Brief: Omit every picture, then give all the entries again exactly.
# # # #
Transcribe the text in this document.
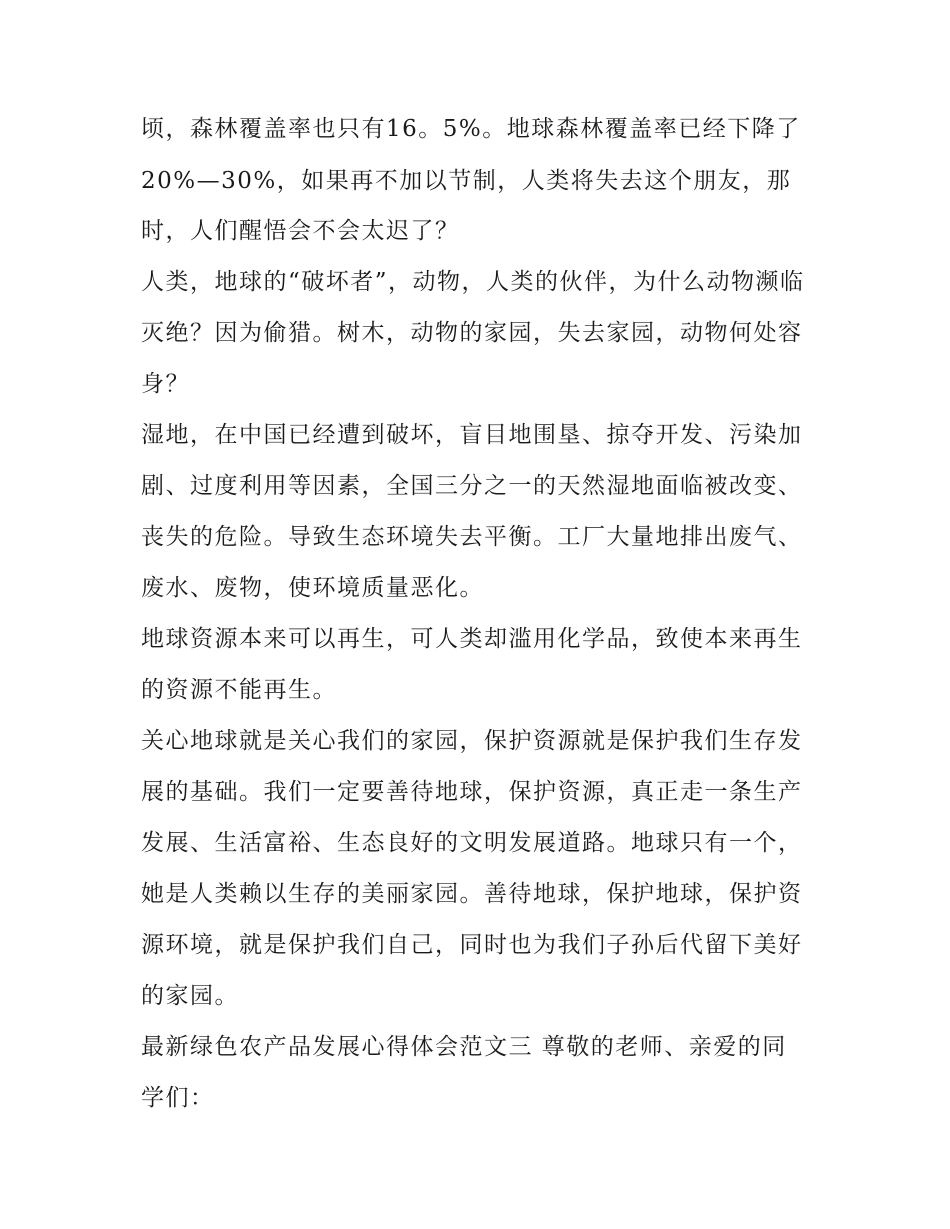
顷，森林覆盖率也只有16。5%。地球森林覆盖率已经下降了

20%—30%，如果再不加以节制，人类将失去这个朋友，那

时，人们醒悟会不会太迟了？

人类，地球的“破坏者”，动物，人类的伙伴，为什么动物濒临

灭绝？因为偷猎。树木，动物的家园，失去家园，动物何处容

身？

湿地，在中国已经遭到破坏，盲目地围垦、掠夺开发、污染加

剧、过度利用等因素，全国三分之一的天然湿地面临被改变、

丧失的危险。导致生态环境失去平衡。工厂大量地排出废气、

废水、废物，使环境质量恶化。

地球资源本来可以再生，可人类却滥用化学品，致使本来再生

的资源不能再生。

关心地球就是关心我们的家园，保护资源就是保护我们生存发

展的基础。我们一定要善待地球，保护资源，真正走一条生产

发展、生活富裕、生态良好的文明发展道路。地球只有一个，

她是人类赖以生存的美丽家园。善待地球，保护地球，保护资

源环境，就是保护我们自己，同时也为我们子孙后代留下美好

的家园。

最新绿色农产品发展心得体会范文三 尊敬的老师、亲爱的同

学们：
# # # #
Task answer:
Transcribe the text in this document.
顷，森林覆盖率也只有16。5%。地球森林覆盖率已经下降了

20%—30%，如果再不加以节制，人类将失去这个朋友，那

时，人们醒悟会不会太迟了？

人类，地球的“破坏者”，动物，人类的伙伴，为什么动物濒临

灭绝？因为偷猎。树木，动物的家园，失去家园，动物何处容

身？

湿地，在中国已经遭到破坏，盲目地围垦、掠夺开发、污染加

剧、过度利用等因素，全国三分之一的天然湿地面临被改变、

丧失的危险。导致生态环境失去平衡。工厂大量地排出废气、

废水、废物，使环境质量恶化。

地球资源本来可以再生，可人类却滥用化学品，致使本来再生

的资源不能再生。

关心地球就是关心我们的家园，保护资源就是保护我们生存发

展的基础。我们一定要善待地球，保护资源，真正走一条生产

发展、生活富裕、生态良好的文明发展道路。地球只有一个，

她是人类赖以生存的美丽家园。善待地球，保护地球，保护资

源环境，就是保护我们自己，同时也为我们子孙后代留下美好

的家园。

最新绿色农产品发展心得体会范文三 尊敬的老师、亲爱的同

学们：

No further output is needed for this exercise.